WHAT TO WORK ON ▸ Take the entries that follow and return only the lines from the one with "Extract the structured" through the final line, leaving every picture behind.
+++ MATERIAL +++
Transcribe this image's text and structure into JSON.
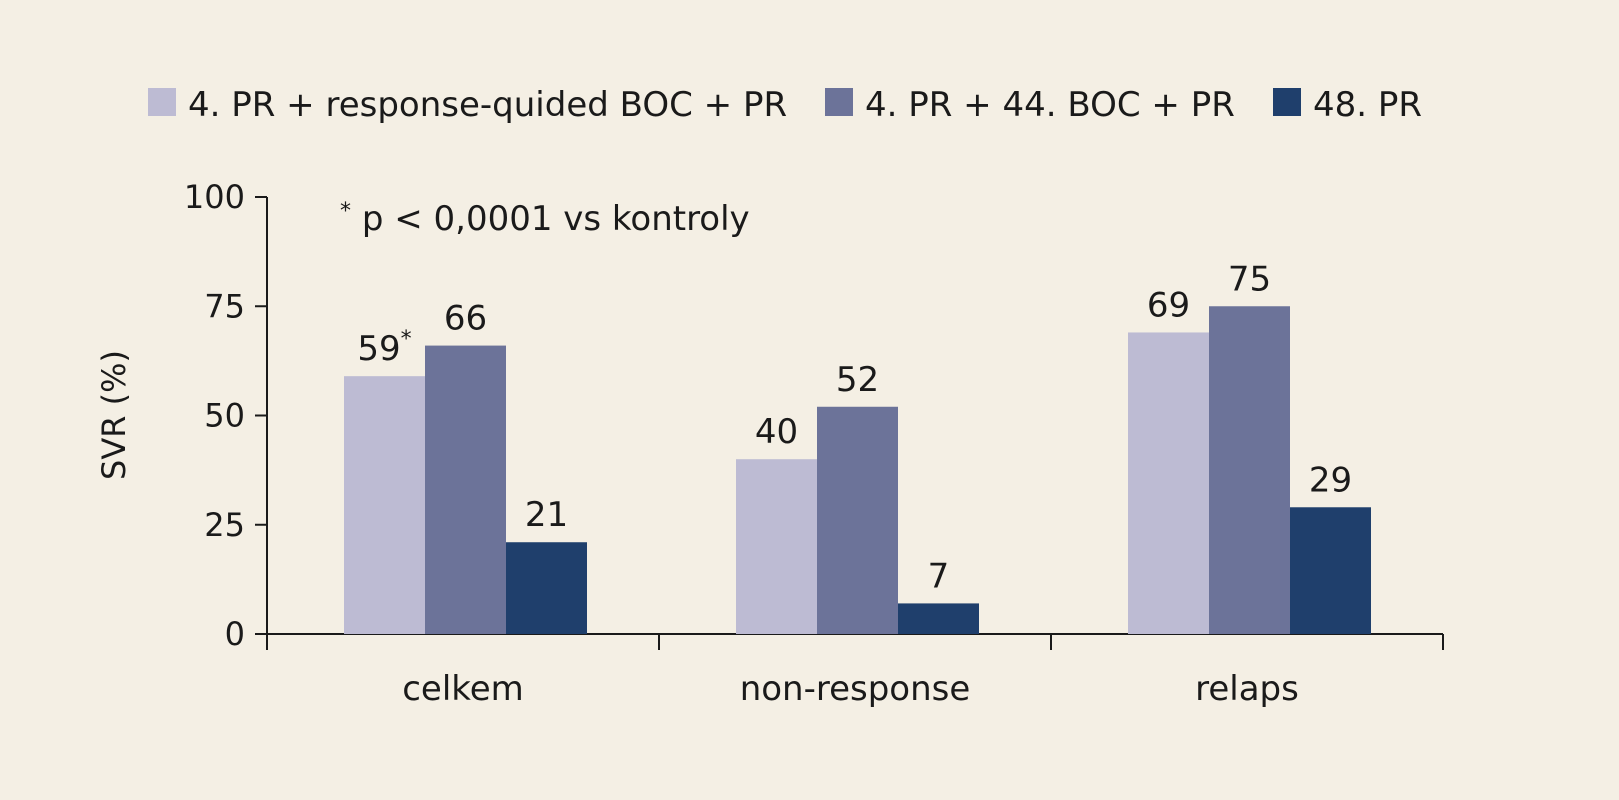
{
  "chart_data": {
    "type": "bar",
    "categories": [
      "celkem",
      "non-response",
      "relaps"
    ],
    "series": [
      {
        "name": "4. PR + response-quided BOC + PR",
        "color": "#bdbbd3",
        "values": [
          59,
          40,
          69
        ],
        "value_labels": [
          "59",
          "40",
          "69"
        ],
        "label_suffixes": [
          "*",
          "",
          ""
        ]
      },
      {
        "name": "4. PR + 44. BOC + PR",
        "color": "#6c7399",
        "values": [
          66,
          52,
          75
        ],
        "value_labels": [
          "66",
          "52",
          "75"
        ],
        "label_suffixes": [
          "",
          "",
          ""
        ]
      },
      {
        "name": "48. PR",
        "color": "#1f3f6c",
        "values": [
          21,
          7,
          29
        ],
        "value_labels": [
          "21",
          "7",
          "29"
        ],
        "label_suffixes": [
          "",
          "",
          ""
        ]
      }
    ],
    "ylabel": "SVR (%)",
    "xlabel": "",
    "ylim": [
      0,
      100
    ],
    "yticks": [
      0,
      25,
      50,
      75,
      100
    ],
    "ytick_labels": [
      "0",
      "25",
      "50",
      "75",
      "100"
    ],
    "legend_position": "top",
    "grid": false,
    "annotation": {
      "superscript": "*",
      "text": "p < 0,0001 vs kontroly"
    }
  }
}
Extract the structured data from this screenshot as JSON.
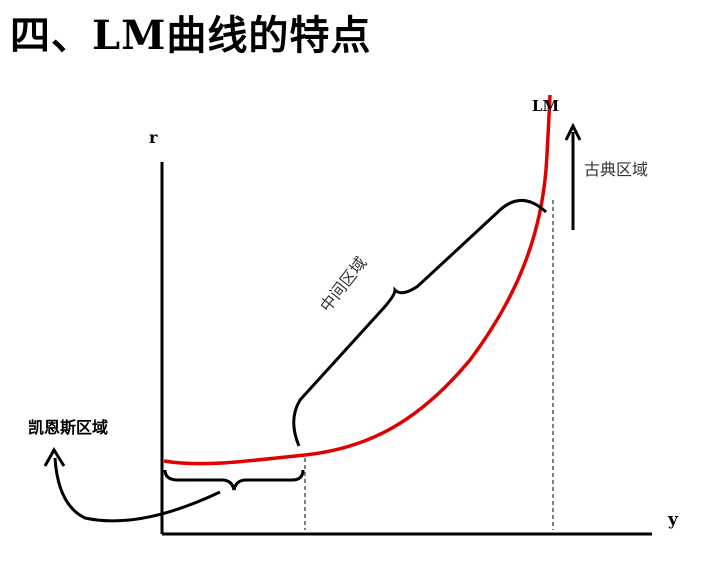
{
  "title": "四、LM曲线的特点",
  "axes": {
    "y_axis_label": "r",
    "x_axis_label": "y"
  },
  "curve_label": "LM",
  "regions": {
    "keynesian": "凯恩斯区域",
    "intermediate": "中间区域",
    "classical": "古典区域"
  },
  "colors": {
    "lm_curve": "#e00000",
    "axes": "#000000",
    "guides": "#000000"
  }
}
+++
WRITTEN RESPONSE ▸
Extract the structured data from this screenshot as JSON.
{
  "title": "四、LM曲线的特点",
  "axes": {
    "y_axis_label": "r",
    "x_axis_label": "y"
  },
  "curve_label": "LM",
  "regions": {
    "keynesian": "凯恩斯区域",
    "intermediate": "中间区域",
    "classical": "古典区域"
  },
  "colors": {
    "lm_curve": "#e00000",
    "axes": "#000000",
    "guides": "#000000"
  }
}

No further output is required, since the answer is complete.